## Begin Supplied records

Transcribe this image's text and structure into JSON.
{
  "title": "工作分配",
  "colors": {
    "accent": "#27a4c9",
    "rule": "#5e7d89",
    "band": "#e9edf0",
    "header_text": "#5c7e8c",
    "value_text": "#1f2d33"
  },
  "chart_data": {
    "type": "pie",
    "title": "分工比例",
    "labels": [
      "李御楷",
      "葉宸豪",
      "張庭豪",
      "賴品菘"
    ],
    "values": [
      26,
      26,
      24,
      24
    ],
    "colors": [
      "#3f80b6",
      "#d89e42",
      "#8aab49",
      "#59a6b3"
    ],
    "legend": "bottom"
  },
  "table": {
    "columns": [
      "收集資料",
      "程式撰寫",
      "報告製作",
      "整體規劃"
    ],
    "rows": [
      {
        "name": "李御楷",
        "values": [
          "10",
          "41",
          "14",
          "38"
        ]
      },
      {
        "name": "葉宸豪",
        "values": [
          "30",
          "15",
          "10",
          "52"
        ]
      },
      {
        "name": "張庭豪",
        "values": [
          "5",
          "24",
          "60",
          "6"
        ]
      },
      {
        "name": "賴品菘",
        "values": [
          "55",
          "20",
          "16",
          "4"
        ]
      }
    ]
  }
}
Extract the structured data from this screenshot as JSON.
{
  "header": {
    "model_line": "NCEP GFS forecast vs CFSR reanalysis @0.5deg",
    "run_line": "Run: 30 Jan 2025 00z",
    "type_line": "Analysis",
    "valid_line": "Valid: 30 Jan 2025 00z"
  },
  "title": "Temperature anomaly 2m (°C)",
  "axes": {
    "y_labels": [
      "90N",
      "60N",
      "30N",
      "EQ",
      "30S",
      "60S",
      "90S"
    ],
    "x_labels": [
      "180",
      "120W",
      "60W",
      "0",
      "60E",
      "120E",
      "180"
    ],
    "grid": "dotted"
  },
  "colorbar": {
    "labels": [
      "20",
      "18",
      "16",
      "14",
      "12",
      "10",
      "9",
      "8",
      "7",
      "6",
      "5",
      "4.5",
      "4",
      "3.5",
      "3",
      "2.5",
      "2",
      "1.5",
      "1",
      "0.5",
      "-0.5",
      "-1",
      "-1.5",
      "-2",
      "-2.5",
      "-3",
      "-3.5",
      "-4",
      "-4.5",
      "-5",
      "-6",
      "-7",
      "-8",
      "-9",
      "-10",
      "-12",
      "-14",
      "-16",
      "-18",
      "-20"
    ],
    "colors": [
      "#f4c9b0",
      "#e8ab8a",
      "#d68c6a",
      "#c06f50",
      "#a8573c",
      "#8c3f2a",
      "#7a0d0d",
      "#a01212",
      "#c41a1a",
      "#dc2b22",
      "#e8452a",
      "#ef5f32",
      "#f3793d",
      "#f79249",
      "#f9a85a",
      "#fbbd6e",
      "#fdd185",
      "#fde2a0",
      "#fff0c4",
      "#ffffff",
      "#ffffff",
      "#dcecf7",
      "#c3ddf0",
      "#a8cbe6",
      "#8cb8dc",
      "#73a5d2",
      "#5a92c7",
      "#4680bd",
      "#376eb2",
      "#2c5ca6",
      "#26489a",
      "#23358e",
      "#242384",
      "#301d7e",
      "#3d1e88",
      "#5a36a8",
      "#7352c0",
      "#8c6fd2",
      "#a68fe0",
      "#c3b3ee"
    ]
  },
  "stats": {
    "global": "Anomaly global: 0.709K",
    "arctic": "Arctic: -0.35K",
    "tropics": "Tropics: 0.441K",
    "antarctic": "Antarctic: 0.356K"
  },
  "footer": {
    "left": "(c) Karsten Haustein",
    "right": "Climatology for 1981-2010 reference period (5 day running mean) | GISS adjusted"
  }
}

## End Supplied records

Prompt >> Go through the material above line by line and copy it exactly.

Correct result >>
Transcribe this image's text and structure into JSON.
{
  "title": "工作分配",
  "colors": {
    "accent": "#27a4c9",
    "rule": "#5e7d89",
    "band": "#e9edf0",
    "header_text": "#5c7e8c",
    "value_text": "#1f2d33"
  },
  "chart_data": {
    "type": "pie",
    "title": "分工比例",
    "labels": [
      "李御楷",
      "葉宸豪",
      "張庭豪",
      "賴品菘"
    ],
    "values": [
      26,
      26,
      24,
      24
    ],
    "colors": [
      "#3f80b6",
      "#d89e42",
      "#8aab49",
      "#59a6b3"
    ],
    "legend": "bottom"
  },
  "table": {
    "columns": [
      "收集資料",
      "程式撰寫",
      "報告製作",
      "整體規劃"
    ],
    "rows": [
      {
        "name": "李御楷",
        "values": [
          "10",
          "41",
          "14",
          "38"
        ]
      },
      {
        "name": "葉宸豪",
        "values": [
          "30",
          "15",
          "10",
          "52"
        ]
      },
      {
        "name": "張庭豪",
        "values": [
          "5",
          "24",
          "60",
          "6"
        ]
      },
      {
        "name": "賴品菘",
        "values": [
          "55",
          "20",
          "16",
          "4"
        ]
      }
    ]
  }
}
Extract the structured data from this screenshot as JSON.
{
  "header": {
    "model_line": "NCEP GFS forecast vs CFSR reanalysis @0.5deg",
    "run_line": "Run: 30 Jan 2025 00z",
    "type_line": "Analysis",
    "valid_line": "Valid: 30 Jan 2025 00z"
  },
  "title": "Temperature anomaly 2m (°C)",
  "axes": {
    "y_labels": [
      "90N",
      "60N",
      "30N",
      "EQ",
      "30S",
      "60S",
      "90S"
    ],
    "x_labels": [
      "180",
      "120W",
      "60W",
      "0",
      "60E",
      "120E",
      "180"
    ],
    "grid": "dotted"
  },
  "colorbar": {
    "labels": [
      "20",
      "18",
      "16",
      "14",
      "12",
      "10",
      "9",
      "8",
      "7",
      "6",
      "5",
      "4.5",
      "4",
      "3.5",
      "3",
      "2.5",
      "2",
      "1.5",
      "1",
      "0.5",
      "-0.5",
      "-1",
      "-1.5",
      "-2",
      "-2.5",
      "-3",
      "-3.5",
      "-4",
      "-4.5",
      "-5",
      "-6",
      "-7",
      "-8",
      "-9",
      "-10",
      "-12",
      "-14",
      "-16",
      "-18",
      "-20"
    ],
    "colors": [
      "#f4c9b0",
      "#e8ab8a",
      "#d68c6a",
      "#c06f50",
      "#a8573c",
      "#8c3f2a",
      "#7a0d0d",
      "#a01212",
      "#c41a1a",
      "#dc2b22",
      "#e8452a",
      "#ef5f32",
      "#f3793d",
      "#f79249",
      "#f9a85a",
      "#fbbd6e",
      "#fdd185",
      "#fde2a0",
      "#fff0c4",
      "#ffffff",
      "#ffffff",
      "#dcecf7",
      "#c3ddf0",
      "#a8cbe6",
      "#8cb8dc",
      "#73a5d2",
      "#5a92c7",
      "#4680bd",
      "#376eb2",
      "#2c5ca6",
      "#26489a",
      "#23358e",
      "#242384",
      "#301d7e",
      "#3d1e88",
      "#5a36a8",
      "#7352c0",
      "#8c6fd2",
      "#a68fe0",
      "#c3b3ee"
    ]
  },
  "stats": {
    "global": "Anomaly global: 0.709K",
    "arctic": "Arctic: -0.35K",
    "tropics": "Tropics: 0.441K",
    "antarctic": "Antarctic: 0.356K"
  },
  "footer": {
    "left": "(c) Karsten Haustein",
    "right": "Climatology for 1981-2010 reference period (5 day running mean) | GISS adjusted"
  }
}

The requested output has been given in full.